"""
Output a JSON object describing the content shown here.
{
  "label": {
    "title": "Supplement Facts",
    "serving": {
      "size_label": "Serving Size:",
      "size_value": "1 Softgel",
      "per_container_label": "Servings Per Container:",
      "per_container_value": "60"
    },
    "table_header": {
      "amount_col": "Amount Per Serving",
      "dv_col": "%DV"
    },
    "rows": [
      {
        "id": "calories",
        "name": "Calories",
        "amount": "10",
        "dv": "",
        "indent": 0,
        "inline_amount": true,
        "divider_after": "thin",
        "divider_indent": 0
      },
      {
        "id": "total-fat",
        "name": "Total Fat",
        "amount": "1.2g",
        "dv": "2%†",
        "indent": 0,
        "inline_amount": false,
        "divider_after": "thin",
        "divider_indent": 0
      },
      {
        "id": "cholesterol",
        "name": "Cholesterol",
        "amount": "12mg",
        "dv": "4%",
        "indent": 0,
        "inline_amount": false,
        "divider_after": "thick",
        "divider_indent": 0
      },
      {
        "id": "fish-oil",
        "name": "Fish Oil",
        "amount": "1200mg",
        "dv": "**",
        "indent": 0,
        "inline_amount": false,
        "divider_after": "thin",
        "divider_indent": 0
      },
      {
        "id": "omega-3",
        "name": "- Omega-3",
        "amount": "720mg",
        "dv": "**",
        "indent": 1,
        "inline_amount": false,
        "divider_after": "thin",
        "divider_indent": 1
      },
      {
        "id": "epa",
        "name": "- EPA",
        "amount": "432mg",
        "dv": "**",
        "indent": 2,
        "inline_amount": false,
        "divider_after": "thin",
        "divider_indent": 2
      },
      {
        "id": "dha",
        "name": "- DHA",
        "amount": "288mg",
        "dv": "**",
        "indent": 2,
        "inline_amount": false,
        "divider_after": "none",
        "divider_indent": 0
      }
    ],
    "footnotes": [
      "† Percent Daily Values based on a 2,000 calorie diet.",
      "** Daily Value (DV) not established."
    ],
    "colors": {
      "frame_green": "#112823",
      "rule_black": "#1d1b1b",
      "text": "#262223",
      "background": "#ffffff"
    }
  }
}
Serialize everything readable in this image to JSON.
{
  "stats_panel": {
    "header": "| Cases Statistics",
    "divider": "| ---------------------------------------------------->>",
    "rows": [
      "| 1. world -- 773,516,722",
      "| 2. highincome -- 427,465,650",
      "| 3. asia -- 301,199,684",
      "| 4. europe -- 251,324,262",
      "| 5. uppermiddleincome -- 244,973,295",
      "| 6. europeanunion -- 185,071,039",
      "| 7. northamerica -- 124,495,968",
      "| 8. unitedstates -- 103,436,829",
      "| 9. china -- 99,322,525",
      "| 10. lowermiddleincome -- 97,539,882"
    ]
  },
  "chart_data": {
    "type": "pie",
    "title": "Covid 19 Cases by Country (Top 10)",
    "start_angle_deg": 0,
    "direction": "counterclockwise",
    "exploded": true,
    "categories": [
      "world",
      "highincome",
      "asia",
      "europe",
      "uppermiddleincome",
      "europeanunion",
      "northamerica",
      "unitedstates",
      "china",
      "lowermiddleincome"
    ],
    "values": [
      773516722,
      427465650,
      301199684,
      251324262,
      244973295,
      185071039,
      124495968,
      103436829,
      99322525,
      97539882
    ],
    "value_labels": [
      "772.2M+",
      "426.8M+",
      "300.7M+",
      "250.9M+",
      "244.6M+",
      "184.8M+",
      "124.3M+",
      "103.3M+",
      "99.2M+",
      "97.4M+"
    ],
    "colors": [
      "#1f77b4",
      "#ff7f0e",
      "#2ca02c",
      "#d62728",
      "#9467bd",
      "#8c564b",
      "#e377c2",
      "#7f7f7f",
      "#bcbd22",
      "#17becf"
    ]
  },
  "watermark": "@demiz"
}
"""
Check each line above for the word "uppermiddleincome", and copy the lines where it appears.

      "| 5. uppermiddleincome -- 244,973,295",
      "uppermiddleincome",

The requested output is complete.